Var would keep its current semantics, aliasing a data property. For functions, it doesn't matter much either way, but for consistency with other static bindings I'd move to accessor-based semantics in ES6.

# Brendan Eich (13 years ago)

Andreas Rossberg <mailto:rossberg at google.com> January 24, 2012 10:32 AM

Taken literally, an implicit block scope at toplevel would imply that let/const-bound properties won't show up on the global object at all. That seems to devalue the global object and/or let.

I prefer to think of it as saving 'let' from the degradations of the global object ;-).

I am skeptical we will banish var, ever. Consider the object detection pattern:

if (!this.foo) { var foo = function () { ... }; }

No way to make this work with let.

(Part of) what I proposed in the OP of this thread is that for the toplevel, we can still safely reflect let/const bindings on the global object, but through accessor properties -- just like with module instance objects. Solves all the problems we just discussed, while also keeping let useful as the new var.

I saw, clever approach -- haven't had time to evaluate it for compatibility. Seems optimizable.

# Andreas Rossberg (13 years ago)

On 24 January 2012 20:24, Brendan Eich <brendan at mozilla.org> wrote:

I am skeptical we will banish var, ever. Consider the object detection pattern:

if (!this.foo) {    var foo = function () {      ...    };  }

No way to make this work with let.

Structured page parsing data
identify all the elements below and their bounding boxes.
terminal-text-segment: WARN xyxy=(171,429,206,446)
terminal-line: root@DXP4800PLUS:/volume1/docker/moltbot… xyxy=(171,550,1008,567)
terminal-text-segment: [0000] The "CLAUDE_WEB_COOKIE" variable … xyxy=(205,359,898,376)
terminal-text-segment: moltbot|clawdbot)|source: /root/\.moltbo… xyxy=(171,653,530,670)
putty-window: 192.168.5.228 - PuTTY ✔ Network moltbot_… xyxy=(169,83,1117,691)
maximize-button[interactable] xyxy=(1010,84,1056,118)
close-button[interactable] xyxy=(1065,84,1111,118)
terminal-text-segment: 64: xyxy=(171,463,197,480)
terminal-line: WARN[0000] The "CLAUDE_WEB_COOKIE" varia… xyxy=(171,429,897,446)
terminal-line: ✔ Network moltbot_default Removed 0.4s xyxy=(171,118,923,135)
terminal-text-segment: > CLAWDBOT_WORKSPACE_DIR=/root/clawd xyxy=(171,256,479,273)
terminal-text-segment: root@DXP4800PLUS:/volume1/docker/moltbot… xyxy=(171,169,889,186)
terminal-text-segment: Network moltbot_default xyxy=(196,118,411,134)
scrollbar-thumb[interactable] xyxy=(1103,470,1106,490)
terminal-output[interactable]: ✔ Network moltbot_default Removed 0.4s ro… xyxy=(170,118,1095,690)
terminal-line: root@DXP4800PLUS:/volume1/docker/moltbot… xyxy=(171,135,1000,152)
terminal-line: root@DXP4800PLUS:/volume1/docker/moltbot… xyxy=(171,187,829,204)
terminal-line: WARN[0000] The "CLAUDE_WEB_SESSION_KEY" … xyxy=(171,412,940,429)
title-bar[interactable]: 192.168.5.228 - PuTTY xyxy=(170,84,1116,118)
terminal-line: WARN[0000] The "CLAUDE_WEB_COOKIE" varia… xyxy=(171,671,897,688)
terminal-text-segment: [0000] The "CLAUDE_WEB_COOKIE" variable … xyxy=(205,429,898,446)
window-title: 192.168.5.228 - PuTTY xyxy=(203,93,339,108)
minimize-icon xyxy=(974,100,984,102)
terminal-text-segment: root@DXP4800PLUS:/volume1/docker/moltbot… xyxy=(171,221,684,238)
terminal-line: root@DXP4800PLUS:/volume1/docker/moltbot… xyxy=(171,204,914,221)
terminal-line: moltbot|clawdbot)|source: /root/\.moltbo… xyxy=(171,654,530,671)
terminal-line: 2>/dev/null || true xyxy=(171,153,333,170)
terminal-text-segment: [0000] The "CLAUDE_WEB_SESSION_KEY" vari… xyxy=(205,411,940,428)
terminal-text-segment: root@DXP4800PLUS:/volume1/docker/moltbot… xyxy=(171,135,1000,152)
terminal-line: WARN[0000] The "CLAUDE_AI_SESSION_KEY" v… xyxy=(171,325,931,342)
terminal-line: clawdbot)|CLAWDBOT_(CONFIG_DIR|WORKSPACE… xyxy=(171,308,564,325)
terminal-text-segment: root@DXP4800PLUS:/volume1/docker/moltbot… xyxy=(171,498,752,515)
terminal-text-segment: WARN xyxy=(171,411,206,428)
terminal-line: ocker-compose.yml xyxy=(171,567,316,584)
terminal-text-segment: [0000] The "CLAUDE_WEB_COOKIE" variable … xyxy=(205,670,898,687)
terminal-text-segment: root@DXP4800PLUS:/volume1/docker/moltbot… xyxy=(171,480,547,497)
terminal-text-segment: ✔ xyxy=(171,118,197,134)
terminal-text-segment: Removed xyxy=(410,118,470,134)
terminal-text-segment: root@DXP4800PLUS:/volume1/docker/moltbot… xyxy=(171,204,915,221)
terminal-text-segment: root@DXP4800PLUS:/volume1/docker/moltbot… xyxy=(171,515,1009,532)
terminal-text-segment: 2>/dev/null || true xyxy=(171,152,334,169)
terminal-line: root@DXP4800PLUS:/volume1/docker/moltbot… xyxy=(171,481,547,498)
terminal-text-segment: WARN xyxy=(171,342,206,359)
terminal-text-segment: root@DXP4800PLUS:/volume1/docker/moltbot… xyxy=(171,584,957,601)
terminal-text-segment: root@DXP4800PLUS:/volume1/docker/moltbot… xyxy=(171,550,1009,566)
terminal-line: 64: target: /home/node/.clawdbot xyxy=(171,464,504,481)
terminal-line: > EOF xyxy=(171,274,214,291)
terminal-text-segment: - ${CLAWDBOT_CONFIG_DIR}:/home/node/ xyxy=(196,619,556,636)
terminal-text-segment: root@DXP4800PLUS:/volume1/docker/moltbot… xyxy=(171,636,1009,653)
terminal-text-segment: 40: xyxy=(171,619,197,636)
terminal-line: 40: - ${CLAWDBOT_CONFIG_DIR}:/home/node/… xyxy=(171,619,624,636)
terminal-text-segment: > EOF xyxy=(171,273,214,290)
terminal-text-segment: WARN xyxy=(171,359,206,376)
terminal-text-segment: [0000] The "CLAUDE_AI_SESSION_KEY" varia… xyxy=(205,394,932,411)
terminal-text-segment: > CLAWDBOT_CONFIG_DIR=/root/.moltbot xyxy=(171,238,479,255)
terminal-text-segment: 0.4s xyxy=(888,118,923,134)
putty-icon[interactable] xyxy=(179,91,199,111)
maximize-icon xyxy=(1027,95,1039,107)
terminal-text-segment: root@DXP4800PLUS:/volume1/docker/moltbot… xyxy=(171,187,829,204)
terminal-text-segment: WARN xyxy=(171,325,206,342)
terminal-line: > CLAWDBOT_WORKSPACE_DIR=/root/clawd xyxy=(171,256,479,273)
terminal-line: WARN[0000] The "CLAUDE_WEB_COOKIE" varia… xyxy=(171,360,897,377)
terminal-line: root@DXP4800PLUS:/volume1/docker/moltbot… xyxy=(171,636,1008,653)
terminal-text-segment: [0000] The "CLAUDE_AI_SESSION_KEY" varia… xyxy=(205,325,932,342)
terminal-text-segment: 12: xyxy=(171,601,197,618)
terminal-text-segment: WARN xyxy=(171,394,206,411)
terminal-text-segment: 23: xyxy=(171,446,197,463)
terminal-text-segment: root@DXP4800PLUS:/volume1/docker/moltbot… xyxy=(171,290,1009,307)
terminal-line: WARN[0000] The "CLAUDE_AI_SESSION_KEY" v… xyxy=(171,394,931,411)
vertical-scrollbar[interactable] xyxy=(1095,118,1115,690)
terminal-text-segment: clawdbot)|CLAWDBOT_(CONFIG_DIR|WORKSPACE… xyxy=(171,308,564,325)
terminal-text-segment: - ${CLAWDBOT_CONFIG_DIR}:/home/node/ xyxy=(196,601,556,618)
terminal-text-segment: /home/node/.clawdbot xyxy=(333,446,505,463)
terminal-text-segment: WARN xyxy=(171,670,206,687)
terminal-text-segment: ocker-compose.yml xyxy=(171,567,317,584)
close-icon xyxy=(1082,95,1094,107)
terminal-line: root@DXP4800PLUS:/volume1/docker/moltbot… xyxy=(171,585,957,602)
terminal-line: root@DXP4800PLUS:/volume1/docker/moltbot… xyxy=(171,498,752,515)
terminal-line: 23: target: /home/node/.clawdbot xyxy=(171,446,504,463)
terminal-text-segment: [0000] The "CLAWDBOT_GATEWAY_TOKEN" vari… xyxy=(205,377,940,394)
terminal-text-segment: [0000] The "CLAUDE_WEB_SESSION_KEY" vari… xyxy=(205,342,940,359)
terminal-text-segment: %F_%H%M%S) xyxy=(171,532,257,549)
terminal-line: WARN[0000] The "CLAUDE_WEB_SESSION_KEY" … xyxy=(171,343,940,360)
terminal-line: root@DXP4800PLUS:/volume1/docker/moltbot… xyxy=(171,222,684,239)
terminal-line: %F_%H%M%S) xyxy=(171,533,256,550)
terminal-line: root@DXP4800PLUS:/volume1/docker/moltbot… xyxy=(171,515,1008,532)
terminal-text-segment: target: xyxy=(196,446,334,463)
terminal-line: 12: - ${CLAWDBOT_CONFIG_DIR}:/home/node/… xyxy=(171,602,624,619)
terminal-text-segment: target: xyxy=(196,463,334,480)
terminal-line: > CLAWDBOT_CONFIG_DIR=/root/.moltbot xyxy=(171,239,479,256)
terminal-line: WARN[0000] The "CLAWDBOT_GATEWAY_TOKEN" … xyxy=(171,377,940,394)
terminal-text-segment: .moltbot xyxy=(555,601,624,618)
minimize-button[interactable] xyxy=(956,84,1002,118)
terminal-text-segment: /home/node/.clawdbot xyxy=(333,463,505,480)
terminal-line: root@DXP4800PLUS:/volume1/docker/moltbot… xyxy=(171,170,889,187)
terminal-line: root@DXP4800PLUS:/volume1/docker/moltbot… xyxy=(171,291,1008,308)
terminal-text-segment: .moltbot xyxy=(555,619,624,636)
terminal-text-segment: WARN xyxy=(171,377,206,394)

### AIM OF THE TASK
Answer these questions about the discussion of let and var:
1. What semantics would var keep, according to the opening lines?
2. What pattern is offered as the reason for doubting that var will ever be banished?
3. Through what kind of properties does the proposal reflect let/const bindings on the global object at the toplevel?

### WORKED SOLUTION
1. Its current semantics, aliasing a data property.
2. The object detection pattern.
3. Accessor properties.